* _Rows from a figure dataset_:
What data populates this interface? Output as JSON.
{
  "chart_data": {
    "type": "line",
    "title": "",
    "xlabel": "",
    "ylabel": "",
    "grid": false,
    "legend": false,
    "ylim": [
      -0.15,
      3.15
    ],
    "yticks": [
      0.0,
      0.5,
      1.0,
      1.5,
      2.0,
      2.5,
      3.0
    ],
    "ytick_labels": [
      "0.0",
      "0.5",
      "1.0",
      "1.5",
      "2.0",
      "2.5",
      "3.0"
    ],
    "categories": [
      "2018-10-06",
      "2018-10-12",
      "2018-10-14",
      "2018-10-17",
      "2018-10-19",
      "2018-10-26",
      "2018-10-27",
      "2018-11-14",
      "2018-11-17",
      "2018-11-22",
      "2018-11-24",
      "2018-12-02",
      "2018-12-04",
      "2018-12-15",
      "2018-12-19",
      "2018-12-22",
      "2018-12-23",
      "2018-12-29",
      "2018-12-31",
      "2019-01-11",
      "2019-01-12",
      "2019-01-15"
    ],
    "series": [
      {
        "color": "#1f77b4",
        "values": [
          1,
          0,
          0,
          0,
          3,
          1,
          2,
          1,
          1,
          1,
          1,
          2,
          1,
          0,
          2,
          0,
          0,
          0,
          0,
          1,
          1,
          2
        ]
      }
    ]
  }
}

* _JOB_:
Repeat the listing in full, keeping every line exactly as it is.

* _ANSWER TO THE EXERCISE_:
What data populates this interface? Output as JSON.
{
  "chart_data": {
    "type": "line",
    "title": "",
    "xlabel": "",
    "ylabel": "",
    "grid": false,
    "legend": false,
    "ylim": [
      -0.15,
      3.15
    ],
    "yticks": [
      0.0,
      0.5,
      1.0,
      1.5,
      2.0,
      2.5,
      3.0
    ],
    "ytick_labels": [
      "0.0",
      "0.5",
      "1.0",
      "1.5",
      "2.0",
      "2.5",
      "3.0"
    ],
    "categories": [
      "2018-10-06",
      "2018-10-12",
      "2018-10-14",
      "2018-10-17",
      "2018-10-19",
      "2018-10-26",
      "2018-10-27",
      "2018-11-14",
      "2018-11-17",
      "2018-11-22",
      "2018-11-24",
      "2018-12-02",
      "2018-12-04",
      "2018-12-15",
      "2018-12-19",
      "2018-12-22",
      "2018-12-23",
      "2018-12-29",
      "2018-12-31",
      "2019-01-11",
      "2019-01-12",
      "2019-01-15"
    ],
    "series": [
      {
        "color": "#1f77b4",
        "values": [
          1,
          0,
          0,
          0,
          3,
          1,
          2,
          1,
          1,
          1,
          1,
          2,
          1,
          0,
          2,
          0,
          0,
          0,
          0,
          1,
          1,
          2
        ]
      }
    ]
  }
}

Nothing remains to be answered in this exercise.